Goal — Write only the number of lines holding the string "arrow".

Begin Provided data

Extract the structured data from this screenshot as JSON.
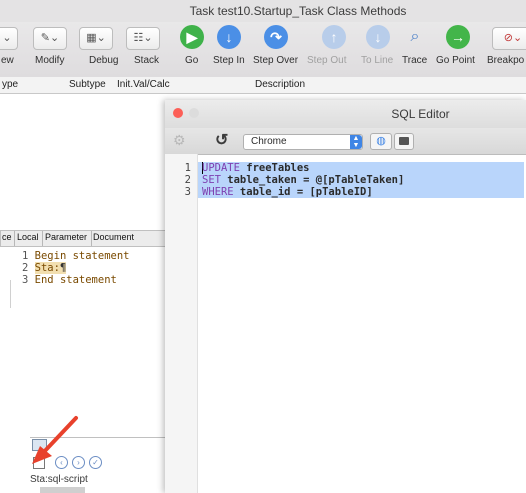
{
  "window": {
    "title": "Task test10.Startup_Task Class Methods"
  },
  "toolbar": {
    "buttons": [
      {
        "label": "ew",
        "icon": "view-icon"
      },
      {
        "label": "Modify",
        "icon": "modify-icon"
      },
      {
        "label": "Debug",
        "icon": "debug-icon"
      },
      {
        "label": "Stack",
        "icon": "stack-icon"
      },
      {
        "label": "Go",
        "icon": "go-icon"
      },
      {
        "label": "Step In",
        "icon": "step-in-icon"
      },
      {
        "label": "Step Over",
        "icon": "step-over-icon"
      },
      {
        "label": "Step Out",
        "icon": "step-out-icon"
      },
      {
        "label": "To Line",
        "icon": "to-line-icon"
      },
      {
        "label": "Trace",
        "icon": "trace-icon"
      },
      {
        "label": "Go Point",
        "icon": "go-point-icon"
      },
      {
        "label": "Breakpo",
        "icon": "breakpoint-icon"
      }
    ]
  },
  "columns": {
    "type": "ype",
    "subtype": "Subtype",
    "init": "Init.Val/Calc",
    "description": "Description"
  },
  "left_panel": {
    "tabs": [
      "ce",
      "Local",
      "Parameter",
      "Document"
    ],
    "code": [
      {
        "num": "1",
        "text": "Begin statement"
      },
      {
        "num": "2",
        "prefix": "Sta:",
        "cursor": "¶"
      },
      {
        "num": "3",
        "text": "End statement"
      }
    ],
    "status": "Sta:sql-script"
  },
  "sql_editor": {
    "title": "SQL Editor",
    "browser": "Chrome",
    "lines": [
      {
        "num": "1",
        "kw": "UPDATE",
        "rest": " freeTables"
      },
      {
        "num": "2",
        "kw": "SET",
        "rest": " table_taken = @[pTableTaken]"
      },
      {
        "num": "3",
        "kw": "WHERE",
        "rest": " table_id = [pTableID]"
      }
    ]
  },
  "colors": {
    "accent": "#3f85e5",
    "selection": "#b9d5fb",
    "keyword": "#7e3fb0",
    "arrow": "#e8412c"
  }
}
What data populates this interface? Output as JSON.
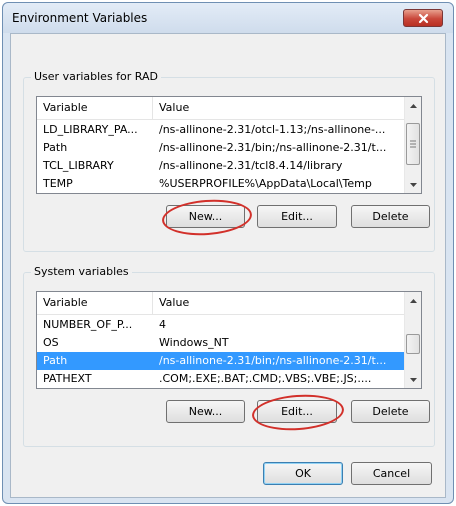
{
  "window": {
    "title": "Environment Variables",
    "close_label": "X"
  },
  "user_vars": {
    "group_label": "User variables for RAD",
    "columns": [
      "Variable",
      "Value"
    ],
    "rows": [
      {
        "variable": "LD_LIBRARY_PA...",
        "value": "/ns-allinone-2.31/otcl-1.13;/ns-allinone-..."
      },
      {
        "variable": "Path",
        "value": "/ns-allinone-2.31/bin;/ns-allinone-2.31/t..."
      },
      {
        "variable": "TCL_LIBRARY",
        "value": "/ns-allinone-2.31/tcl8.4.14/library"
      },
      {
        "variable": "TEMP",
        "value": "%USERPROFILE%\\AppData\\Local\\Temp"
      }
    ],
    "new_label": "New...",
    "edit_label": "Edit...",
    "delete_label": "Delete"
  },
  "system_vars": {
    "group_label": "System variables",
    "columns": [
      "Variable",
      "Value"
    ],
    "rows": [
      {
        "variable": "NUMBER_OF_P...",
        "value": "4"
      },
      {
        "variable": "OS",
        "value": "Windows_NT"
      },
      {
        "variable": "Path",
        "value": "/ns-allinone-2.31/bin;/ns-allinone-2.31/t...",
        "selected": true
      },
      {
        "variable": "PATHEXT",
        "value": ".COM;.EXE;.BAT;.CMD;.VBS;.VBE;.JS;...."
      }
    ],
    "new_label": "New...",
    "edit_label": "Edit...",
    "delete_label": "Delete"
  },
  "dialog": {
    "ok_label": "OK",
    "cancel_label": "Cancel"
  },
  "colors": {
    "selection": "#3399ff",
    "annotation_red": "#d2302a",
    "close_red": "#c9473a"
  },
  "icons": {
    "close": "close-icon",
    "scroll_up": "scroll-up-arrow-icon",
    "scroll_down": "scroll-down-arrow-icon",
    "thumb_grip": "scroll-thumb-grip-icon"
  }
}
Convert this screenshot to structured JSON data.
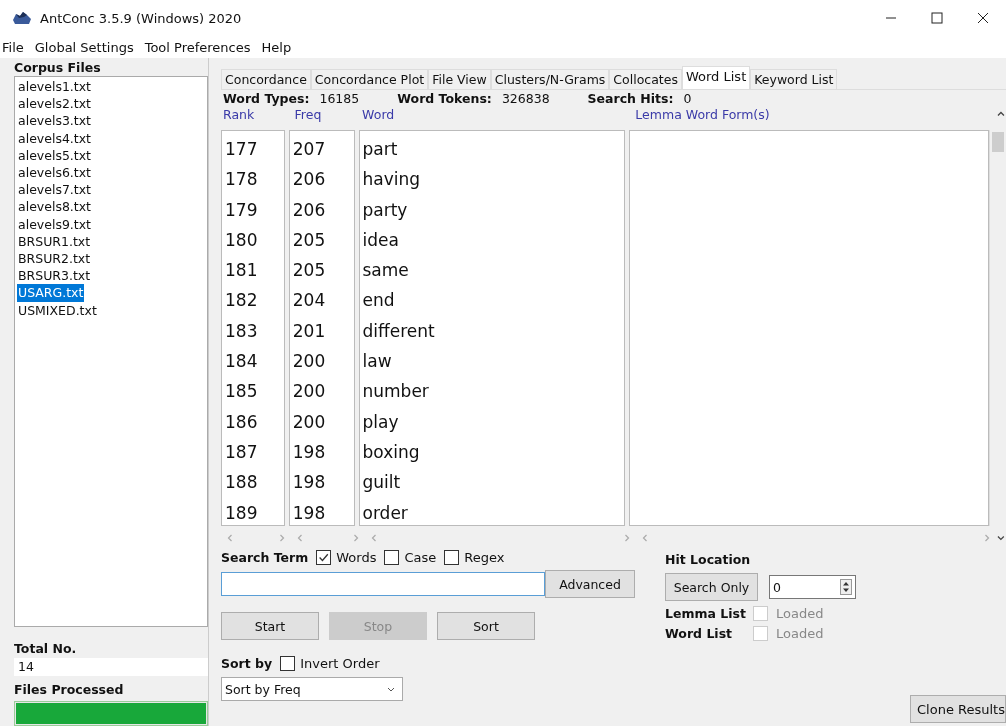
{
  "window": {
    "title": "AntConc 3.5.9 (Windows) 2020"
  },
  "menu": [
    "File",
    "Global Settings",
    "Tool Preferences",
    "Help"
  ],
  "corpus": {
    "label": "Corpus Files",
    "files": [
      {
        "name": "alevels1.txt",
        "selected": false
      },
      {
        "name": "alevels2.txt",
        "selected": false
      },
      {
        "name": "alevels3.txt",
        "selected": false
      },
      {
        "name": "alevels4.txt",
        "selected": false
      },
      {
        "name": "alevels5.txt",
        "selected": false
      },
      {
        "name": "alevels6.txt",
        "selected": false
      },
      {
        "name": "alevels7.txt",
        "selected": false
      },
      {
        "name": "alevels8.txt",
        "selected": false
      },
      {
        "name": "alevels9.txt",
        "selected": false
      },
      {
        "name": "BRSUR1.txt",
        "selected": false
      },
      {
        "name": "BRSUR2.txt",
        "selected": false
      },
      {
        "name": "BRSUR3.txt",
        "selected": false
      },
      {
        "name": "USARG.txt",
        "selected": true
      },
      {
        "name": "USMIXED.txt",
        "selected": false
      }
    ],
    "total_label": "Total No.",
    "total": "14",
    "processed_label": "Files Processed",
    "progress": {
      "level": 1
    }
  },
  "tabs": [
    {
      "label": "Concordance",
      "selected": false
    },
    {
      "label": "Concordance Plot",
      "selected": false
    },
    {
      "label": "File View",
      "selected": false
    },
    {
      "label": "Clusters/N-Grams",
      "selected": false
    },
    {
      "label": "Collocates",
      "selected": false
    },
    {
      "label": "Word List",
      "selected": true
    },
    {
      "label": "Keyword List",
      "selected": false
    }
  ],
  "stats": [
    {
      "label": "Word Types:",
      "value": "16185"
    },
    {
      "label": "Word Tokens:",
      "value": "326838"
    },
    {
      "label": "Search Hits:",
      "value": "0"
    }
  ],
  "table": {
    "columns": [
      "Rank",
      "Freq",
      "Word"
    ],
    "lemma_column": "Lemma Word Form(s)",
    "rows": [
      [
        "177",
        "207",
        "part"
      ],
      [
        "178",
        "206",
        "having"
      ],
      [
        "179",
        "206",
        "party"
      ],
      [
        "180",
        "205",
        "idea"
      ],
      [
        "181",
        "205",
        "same"
      ],
      [
        "182",
        "204",
        "end"
      ],
      [
        "183",
        "201",
        "different"
      ],
      [
        "184",
        "200",
        "law"
      ],
      [
        "185",
        "200",
        "number"
      ],
      [
        "186",
        "200",
        "play"
      ],
      [
        "187",
        "198",
        "boxing"
      ],
      [
        "188",
        "198",
        "guilt"
      ],
      [
        "189",
        "198",
        "order"
      ]
    ]
  },
  "search": {
    "label": "Search Term",
    "options": [
      {
        "label": "Words",
        "checked": true
      },
      {
        "label": "Case",
        "checked": false
      },
      {
        "label": "Regex",
        "checked": false
      }
    ],
    "advanced": "Advanced"
  },
  "buttons": [
    {
      "label": "Start",
      "disabled": false
    },
    {
      "label": "Stop",
      "disabled": true
    },
    {
      "label": "Sort",
      "disabled": false
    }
  ],
  "sort": {
    "label": "Sort by",
    "invert": {
      "label": "Invert Order",
      "checked": false
    },
    "value": "Sort by Freq"
  },
  "hit_location": {
    "label": "Hit Location",
    "button": "Search Only",
    "value": "0"
  },
  "lists": [
    {
      "label": "Lemma List",
      "option": "Loaded",
      "checked": false
    },
    {
      "label": "Word List",
      "option": "Loaded",
      "checked": false
    }
  ],
  "clone": "Clone Results"
}
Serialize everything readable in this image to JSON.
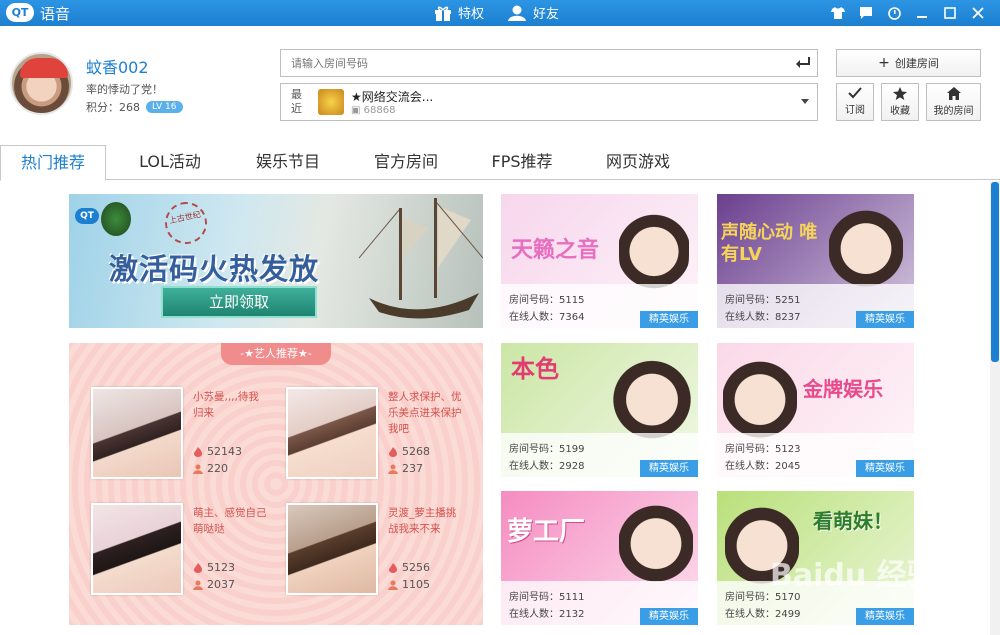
{
  "app": {
    "logo_text": "QT",
    "title": "语音",
    "nav": [
      {
        "label": "特权",
        "icon": "gift-icon"
      },
      {
        "label": "好友",
        "icon": "user-icon"
      }
    ],
    "window_controls": [
      "shirt-icon",
      "message-icon",
      "settings-icon",
      "minimize-icon",
      "maximize-icon",
      "close-icon"
    ]
  },
  "user": {
    "name": "蚊香002",
    "signature": "率的悸动了党！",
    "score_label": "积分：268",
    "level": "LV 16"
  },
  "search": {
    "placeholder": "请输入房间号码"
  },
  "recent": {
    "label": "最近",
    "room_name": "★网络交流会...",
    "room_id": "68868"
  },
  "actions": {
    "create_room": "创建房间",
    "subscribe": "订阅",
    "favorite": "收藏",
    "my_room": "我的房间"
  },
  "tabs": [
    "热门推荐",
    "LOL活动",
    "娱乐节目",
    "官方房间",
    "FPS推荐",
    "网页游戏"
  ],
  "banner": {
    "logo_text": "QT",
    "game_name": "上古世纪",
    "headline": "激活码火热发放",
    "button": "立即领取"
  },
  "artists": {
    "header": "-★艺人推荐★-",
    "items": [
      {
        "desc": "小苏曼,,,,待我归来",
        "likes": "52143",
        "fans": "220"
      },
      {
        "desc": "整人求保护、优乐美点进来保护我吧",
        "likes": "5268",
        "fans": "237"
      },
      {
        "desc": "萌主、感觉自己萌哒哒",
        "likes": "5123",
        "fans": "2037"
      },
      {
        "desc": "灵渡_萝主播挑战我来不来",
        "likes": "5256",
        "fans": "1105"
      }
    ]
  },
  "rooms": [
    {
      "title": "天籁之音",
      "room_no": "房间号码：5115",
      "online": "在线人数：7364",
      "badge": "精英娱乐",
      "bg": "#f7d6ec",
      "accent": "#e76fbf"
    },
    {
      "title": "声随心动 唯有LV",
      "room_no": "房间号码：5251",
      "online": "在线人数：8237",
      "badge": "精英娱乐",
      "bg": "#6b3f8f",
      "accent": "#f6d45a"
    },
    {
      "title": "本色",
      "room_no": "房间号码：5199",
      "online": "在线人数：2928",
      "badge": "精英娱乐",
      "bg": "#cbe6a5",
      "accent": "#e23c72"
    },
    {
      "title": "金牌娱乐",
      "room_no": "房间号码：5123",
      "online": "在线人数：2045",
      "badge": "精英娱乐",
      "bg": "#fbd9e8",
      "accent": "#e84a8c"
    },
    {
      "title": "萝工厂",
      "room_no": "房间号码：5111",
      "online": "在线人数：2132",
      "badge": "精英娱乐",
      "bg": "#f58cc1",
      "accent": "#ffffff"
    },
    {
      "title": "看萌妹！",
      "room_no": "房间号码：5170",
      "online": "在线人数：2499",
      "badge": "精英娱乐",
      "bg": "#b9e07a",
      "accent": "#2e7d2a"
    }
  ],
  "watermark": "Baidu 经验"
}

End Provided data

Answer in full — 3